• **WHAT IS ASKED**
Transcribe the listing verbatim. Do not carry over any pictures.

• **THE RECORDS**
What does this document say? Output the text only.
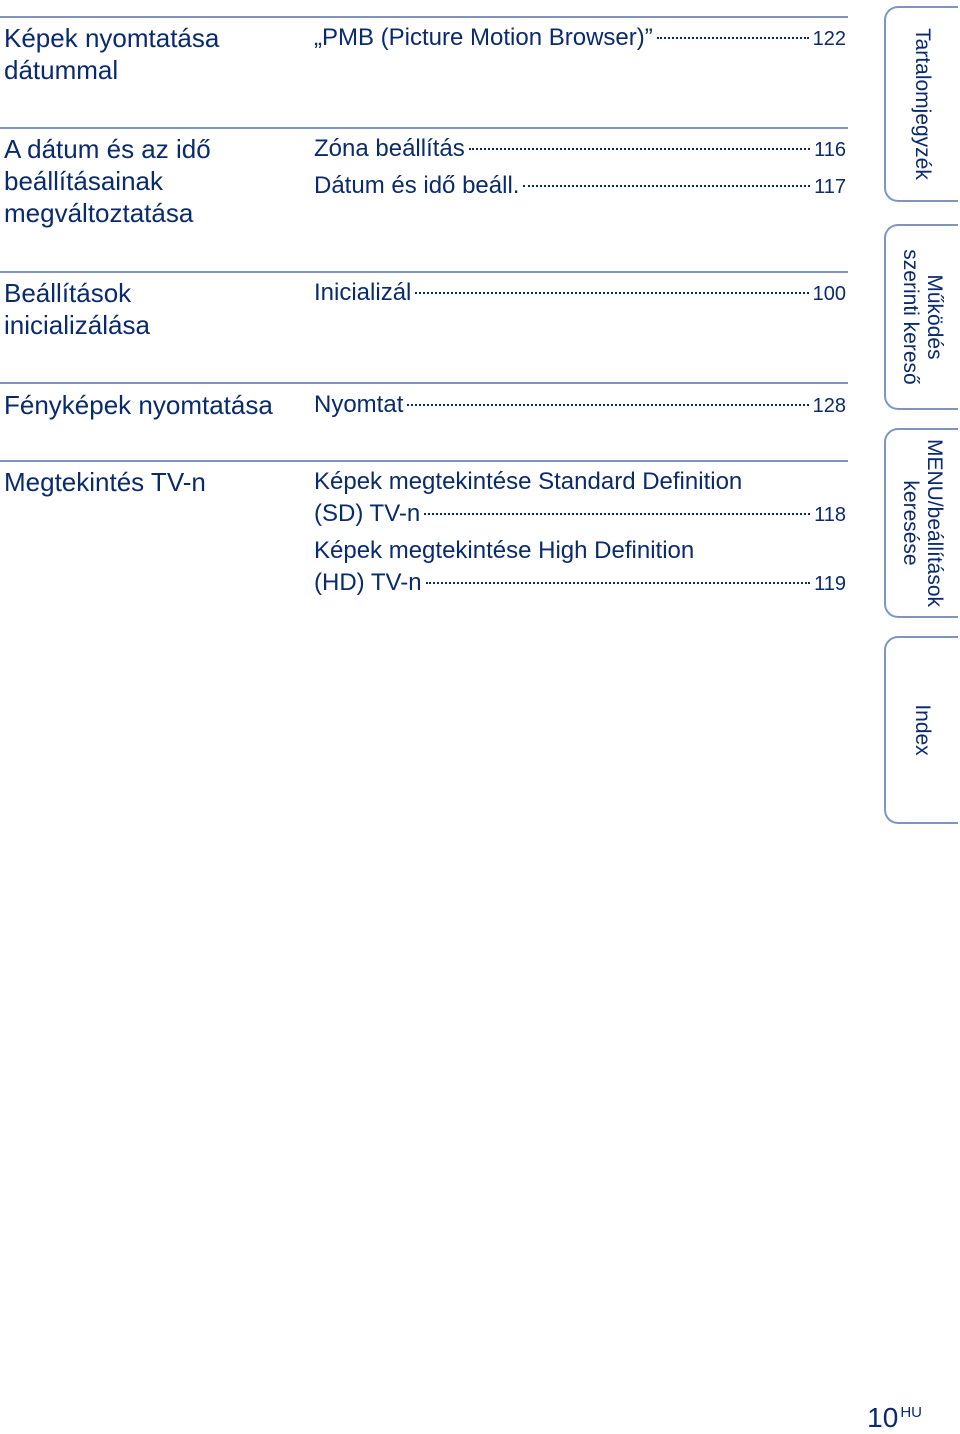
Képek nyomtatása
dátummal
„PMB (Picture Motion Browser)”	122
A dátum és az idő
beállításainak
megváltoztatása
Zóna beállítás	116
Dátum és idő beáll.	117
Beállítások
inicializálása
Inicializál	100
Fényképek nyomtatása	Nyomtat	128
Megtekintés TV-n	Képek megtekintése Standard Definition
(SD) TV-n	118
Képek megtekintése High Definition
(HD) TV-n	119
Tartalomjegyzék
Működés
szerinti kereső
MENU/beállítások
keresése
Index
10 $^{HU}$
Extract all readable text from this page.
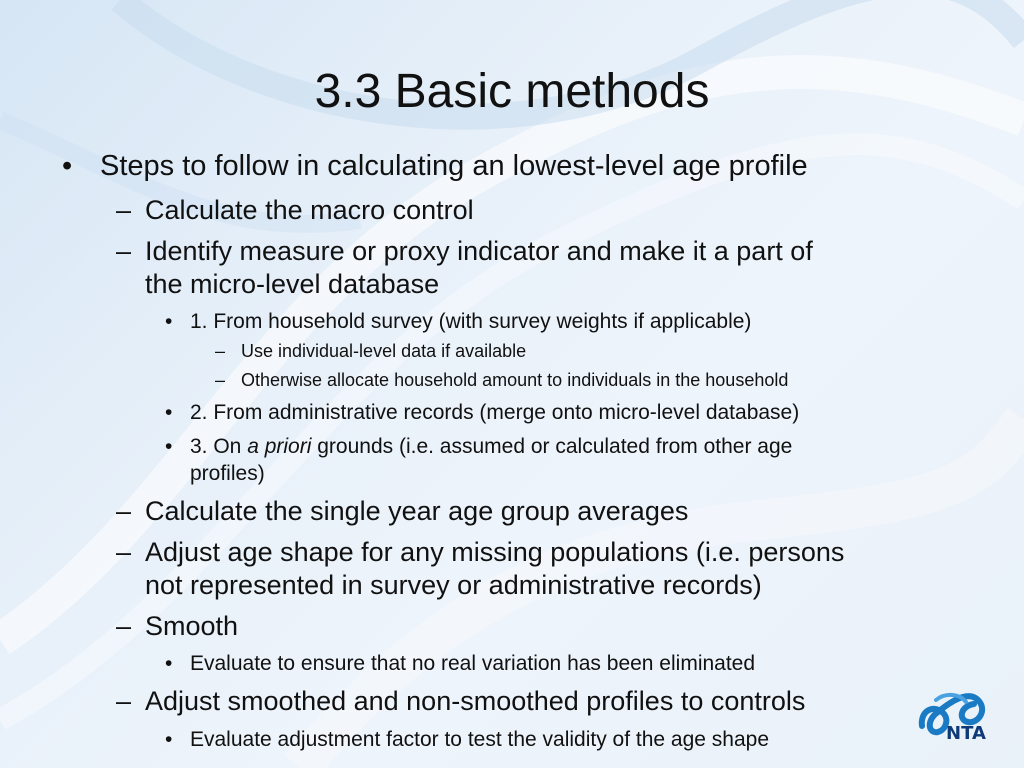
3.3 Basic methods
• Steps to follow in calculating an lowest-level age profile
– Calculate the macro control
– Identify measure or proxy indicator and make it a part of
the micro-level database
• 1. From household survey (with survey weights if applicable)
– Use individual-level data if available
– Otherwise allocate household amount to individuals in the household
• 2. From administrative records (merge onto micro-level database)
• 3. On a priori grounds (i.e. assumed or calculated from other age
profiles)
– Calculate the single year age group averages
– Adjust age shape for any missing populations (i.e. persons
not represented in survey or administrative records)
– Smooth
• Evaluate to ensure that no real variation has been eliminated
– Adjust smoothed and non-smoothed profiles to controls
• Evaluate adjustment factor to test the validity of the age shape	NTA
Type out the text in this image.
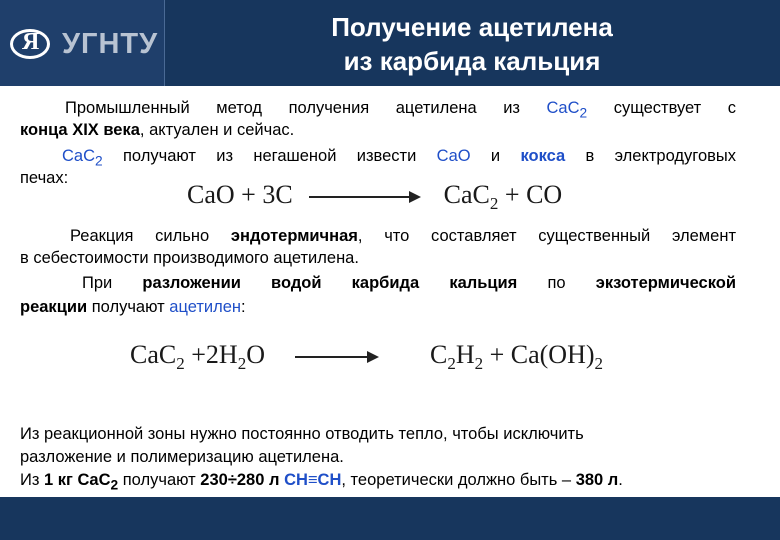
Я УГНТУ
Получение ацетилена
из карбида кальция
Промышленный метод получения ацетилена из CaC$_2$ существует с
конца XIX века, актуален и сейчас.
CaC$_2$ получают из негашеной извести CaO и кокса в электродуговых
печах:
CaO + 3C	CaC$_2$ + CO
Реакция сильно эндотермичная, что составляет существенный элемент
в себестоимости производимого ацетилена.
При разложении водой карбида кальция по экзотермической
реакции получают ацетилен:
$CaC_2 +2H_2O$	$C_2H_2 + Ca(OH)_2$
Из реакционной зоны нужно постоянно отводить тепло, чтобы исключить
разложение и полимеризацию ацетилена.
Из 1 кг CaC$_2$ получают 230÷280 л CH≡CH, теоретически должно быть – 380 л.
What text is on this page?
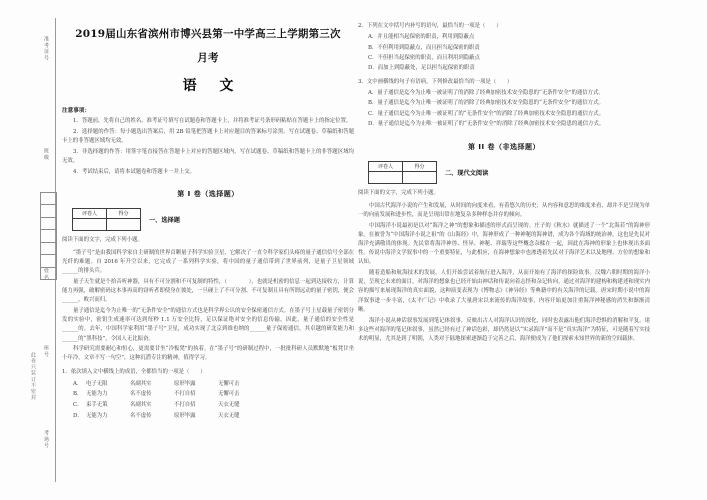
准考证号
班级
姓名
此卷只装订不密封
座号
考场号
2019届山东省滨州市博兴县第一中学高三上学期第三次
月考
语 文
注意事项：
1．答题前，先将自己的姓名、准考证号填写在试题卷和答题卡上，并将准考证号条形码粘贴在答题卡上的指定位置。
2．选择题的作答：每小题选出答案后，用 2B 铅笔把答题卡上对应题目的答案标号涂黑。写在试题卷、草稿纸和答题卡上的非答题区域均无效。
3．非选择题的作答：用签字笔直接答在答题卡上对应的答题区域内。写在试题卷、草稿纸和答题卡上的非答题区域均无效。
4．考试结束后，请将本试题卷和答题卡一并上交。
第 I 卷（选择题）
评卷人	得分

一、选择题
阅读下面的文字，完成下列小题。
“墨子号”是由我国科学家自主研制的世界首颗量子科学实验卫星，它解决了一直令科学家们头疼的量子通信信号全部在光纤的难题。自 2016 年升空以来，它完成了一系列科学实验，将中国的量子通信带到了世界前列，是量子卫星领域______的排头兵。
量子天生就是个拾音听神器，具有不可分割和不可复制的特性，（　　　　），也就是机密的信息一起到达接收方，计算能力再强，破解密码这本事再高的窃听者即使身在彼处，一旦碰上了不可分割、不可复制且具有所谓远动的量子密钥，便会______，败兴而归。
量子通信是迄今为止唯一的“无条件安全”的通信方式也是科学界公认的安全保密通信方式。在墨子号上星载量子密钥分发的实验中，密钥生成速率可达到每秒 1.1 万安全比特，足以保证绝对安全的信息传输，因此，量子通信的安全性是______的。去年，中国科学家利用“墨子号”卫星，成功实现了北京到维也纳的______量子保密通信。其卓越的研发能力和______的“黑科技”，令国人无比振奋。
科学研究需要耐心和恒心，更需要甘坐“冷板凳”的执着。在“墨子号”的研制过程中，一批批科研人员默默地“板凳甘坐十年冷，文章不写一句空”，这种沉潜专注的精神，值得学习。
1．依次填入文中横线上的成语，全都恰当的一项是（　　）
A． 电子无限	名副其实	原形毕露	无懈可击
B． 无能为力	名不虚传	不打自招	无懈可击
C． 束手无策	名副其实	不打自招	天衣无缝
D． 无能为力	名不虚传	原形毕露	天衣无缝
2．下列在文中括号内补写的语句，最恰当的一项是（　　）
A．并且能相当起保密的职责，利用到隐蔽点
B．不但利用到隐蔽点，而且担当起保密的职责
C．不但担当起保密的职责，而且利用到隐蔽点
D．而加上到隐蔽处，足以担当起保密的职责
3．文中画横线的句子有语病，下列修改最恰当的一项是（　　）
A．量子通信是迄今为止唯一被证明了的消除了经典加密技术安全隐患的“无条件安全”的通信方式。
B．量子通信是迄今为止唯一被证明了的消除了经典加密技术安全隐患的“无条件安全”的通信方式。
C．量子通信是迄今为止唯一被证明了的“无条件安全”的消除了经典加密技术安全隐患的通信方式。
D．量子通信是迄今为止唯一被证明了的“无条件安全”的消除了经典加密技术安全隐患的通信方式。
第 II 卷（非选择题）
评卷人	得分

二、现代文阅读
阅读下面的文字，完成下列小题。
中国古代海洋小说的产生和发展，从时间的向度来看，有着悠久的历史；从内容和意思的维度来看，却并不是呈现为单一的向前发展和进步性，而是呈现出常在地复杂多种样态并存的倾向。
中国海洋小说最初是以对“海洋之神”的想象和描述的形式而呈现的。庄子的《秋水》就描述了一个“北海若”的海神形象。在被誉为“中国海洋小说之祖”的《山海经》中，海神形成了一种神秘的海神谱，成为各个海域的统治神，这也是先民对海洋充满敬畏的体现。先民常将海洋神兽、怪异、神秘、祥瑞等这些概念杂糅在一起，因此在海神的形象上也体现出多面性。传说中海洋文学叙事中的一个重要特征，与此相应，在海神想象中也渗透着先民对于海洋艺术以及地理、方位的想象和认知。
随着造船和航海技术的发展，人们开始尝试着航行进入海洋，从而开始有了海洋的探险故事。汉魏六朝时期的海洋小说，呈现它未来的面目，对海洋的想象也已经开始由神话和传说向着志怪和杂记转向，通过对海洋的建构和构建述和现实内容的描写来展现海洋的真实面貌，这种演变表现为《博物志》《神异经》等典籍中的有关海洋的记载。唐宋时期小说中的海洋叙事进一步丰富，《太平广记》中收录了大量唐宋以来流传的海洋故事，内容开始更加注重海洋神秘感的消失和渐渐清晰。
海洋小说从神话叙事发展到笔记体叙事，反映出古人对海洋认识的深化，同时也表露出他们海洋恐惧的消解和平复。诸多这些对海洋的笔记体叙事，虽然已经有过了神话色彩，却仍然是以“实录海洋”而不是“真实海洋”为特征，可是随着写实技术的明显，尤其是到了明朝，人类对于陆地探索逐渐趋于完善之后，海洋便成为了他们探索未知世界的新的空间载体。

• **EXERCISE SOLUTION**
What does this document say? Output the text only.
Képek nyomtatása
dátummal
„PMB (Picture Motion Browser)”	122
A dátum és az idő
beállításainak
megváltoztatása
Zóna beállítás	116
Dátum és idő beáll.	117
Beállítások
inicializálása
Inicializál	100
Fényképek nyomtatása	Nyomtat	128
Megtekintés TV-n	Képek megtekintése Standard Definition
(SD) TV-n	118
Képek megtekintése High Definition
(HD) TV-n	119
Tartalomjegyzék
Működés
szerinti kereső
MENU/beállítások
keresése
Index
10 $^{HU}$
Extract all readable text from this page.
3.3 Basic methods
• Steps to follow in calculating an lowest-level age profile
– Calculate the macro control
– Identify measure or proxy indicator and make it a part of
the micro-level database
• 1. From household survey (with survey weights if applicable)
– Use individual-level data if available
– Otherwise allocate household amount to individuals in the household
• 2. From administrative records (merge onto micro-level database)
• 3. On a priori grounds (i.e. assumed or calculated from other age
profiles)
– Calculate the single year age group averages
– Adjust age shape for any missing populations (i.e. persons
not represented in survey or administrative records)
– Smooth
• Evaluate to ensure that no real variation has been eliminated
– Adjust smoothed and non-smoothed profiles to controls
• Evaluate adjustment factor to test the validity of the age shape	NTA
Type out the text in this image.
Я УГНТУ
Получение ацетилена
из карбида кальция
Промышленный метод получения ацетилена из CaC$_2$ существует с
конца XIX века, актуален и сейчас.
CaC$_2$ получают из негашеной извести CaO и кокса в электродуговых
печах:
CaO + 3C	CaC$_2$ + CO
Реакция сильно эндотермичная, что составляет существенный элемент
в себестоимости производимого ацетилена.
При разложении водой карбида кальция по экзотермической
реакции получают ацетилен:
$CaC_2 +2H_2O$	$C_2H_2 + Ca(OH)_2$
Из реакционной зоны нужно постоянно отводить тепло, чтобы исключить
разложение и полимеризацию ацетилена.
Из 1 кг CaC$_2$ получают 230÷280 л CH≡CH, теоретически должно быть – 380 л.
What text is on this page?
准考证号
班级
姓名
此卷只装订不密封
座号
考场号
2019届山东省滨州市博兴县第一中学高三上学期第三次
月考
语 文
注意事项：
1．答题前，先将自己的姓名、准考证号填写在试题卷和答题卡上，并将准考证号条形码粘贴在答题卡上的指定位置。
2．选择题的作答：每小题选出答案后，用 2B 铅笔把答题卡上对应题目的答案标号涂黑。写在试题卷、草稿纸和答题卡上的非答题区域均无效。
3．非选择题的作答：用签字笔直接答在答题卡上对应的答题区域内。写在试题卷、草稿纸和答题卡上的非答题区域均无效。
4．考试结束后，请将本试题卷和答题卡一并上交。
第 I 卷（选择题）
评卷人	得分

一、选择题
阅读下面的文字，完成下列小题。
“墨子号”是由我国科学家自主研制的世界首颗量子科学实验卫星，它解决了一直令科学家们头疼的量子通信信号全部在光纤的难题。自 2016 年升空以来，它完成了一系列科学实验，将中国的量子通信带到了世界前列，是量子卫星领域______的排头兵。
量子天生就是个拾音听神器，具有不可分割和不可复制的特性，（　　　　），也就是机密的信息一起到达接收方，计算能力再强，破解密码这本事再高的窃听者即使身在彼处，一旦碰上了不可分割、不可复制且具有所谓远动的量子密钥，便会______，败兴而归。
量子通信是迄今为止唯一的“无条件安全”的通信方式也是科学界公认的安全保密通信方式。在墨子号上星载量子密钥分发的实验中，密钥生成速率可达到每秒 1.1 万安全比特，足以保证绝对安全的信息传输，因此，量子通信的安全性是______的。去年，中国科学家利用“墨子号”卫星，成功实现了北京到维也纳的______量子保密通信。其卓越的研发能力和______的“黑科技”，令国人无比振奋。
科学研究需要耐心和恒心，更需要甘坐“冷板凳”的执着。在“墨子号”的研制过程中，一批批科研人员默默地“板凳甘坐十年冷，文章不写一句空”，这种沉潜专注的精神，值得学习。
1．依次填入文中横线上的成语，全都恰当的一项是（　　）
A． 电子无限	名副其实	原形毕露	无懈可击
B． 无能为力	名不虚传	不打自招	无懈可击
C． 束手无策	名副其实	不打自招	天衣无缝
D． 无能为力	名不虚传	原形毕露	天衣无缝
2．下列在文中括号内补写的语句，最恰当的一项是（　　）
A．并且能相当起保密的职责，利用到隐蔽点
B．不但利用到隐蔽点，而且担当起保密的职责
C．不但担当起保密的职责，而且利用到隐蔽点
D．而加上到隐蔽处，足以担当起保密的职责
3．文中画横线的句子有语病，下列修改最恰当的一项是（　　）
A．量子通信是迄今为止唯一被证明了的消除了经典加密技术安全隐患的“无条件安全”的通信方式。
B．量子通信是迄今为止唯一被证明了的消除了经典加密技术安全隐患的“无条件安全”的通信方式。
C．量子通信是迄今为止唯一被证明了的“无条件安全”的消除了经典加密技术安全隐患的通信方式。
D．量子通信是迄今为止唯一被证明了的“无条件安全”的消除了经典加密技术安全隐患的通信方式。
第 II 卷（非选择题）
评卷人	得分

二、现代文阅读
阅读下面的文字，完成下列小题。
中国古代海洋小说的产生和发展，从时间的向度来看，有着悠久的历史；从内容和意思的维度来看，却并不是呈现为单一的向前发展和进步性，而是呈现出常在地复杂多种样态并存的倾向。
中国海洋小说最初是以对“海洋之神”的想象和描述的形式而呈现的。庄子的《秋水》就描述了一个“北海若”的海神形象。在被誉为“中国海洋小说之祖”的《山海经》中，海神形成了一种神秘的海神谱，成为各个海域的统治神，这也是先民对海洋充满敬畏的体现。先民常将海洋神兽、怪异、神秘、祥瑞等这些概念杂糅在一起，因此在海神的形象上也体现出多面性。传说中海洋文学叙事中的一个重要特征，与此相应，在海神想象中也渗透着先民对于海洋艺术以及地理、方位的想象和认知。
随着造船和航海技术的发展，人们开始尝试着航行进入海洋，从而开始有了海洋的探险故事。汉魏六朝时期的海洋小说，呈现它未来的面目，对海洋的想象也已经开始由神话和传说向着志怪和杂记转向，通过对海洋的建构和构建述和现实内容的描写来展现海洋的真实面貌，这种演变表现为《博物志》《神异经》等典籍中的有关海洋的记载。唐宋时期小说中的海洋叙事进一步丰富，《太平广记》中收录了大量唐宋以来流传的海洋故事，内容开始更加注重海洋神秘感的消失和渐渐清晰。
海洋小说从神话叙事发展到笔记体叙事，反映出古人对海洋认识的深化，同时也表露出他们海洋恐惧的消解和平复。诸多这些对海洋的笔记体叙事，虽然已经有过了神话色彩，却仍然是以“实录海洋”而不是“真实海洋”为特征，可是随着写实技术的明显，尤其是到了明朝，人类对于陆地探索逐渐趋于完善之后，海洋便成为了他们探索未知世界的新的空间载体。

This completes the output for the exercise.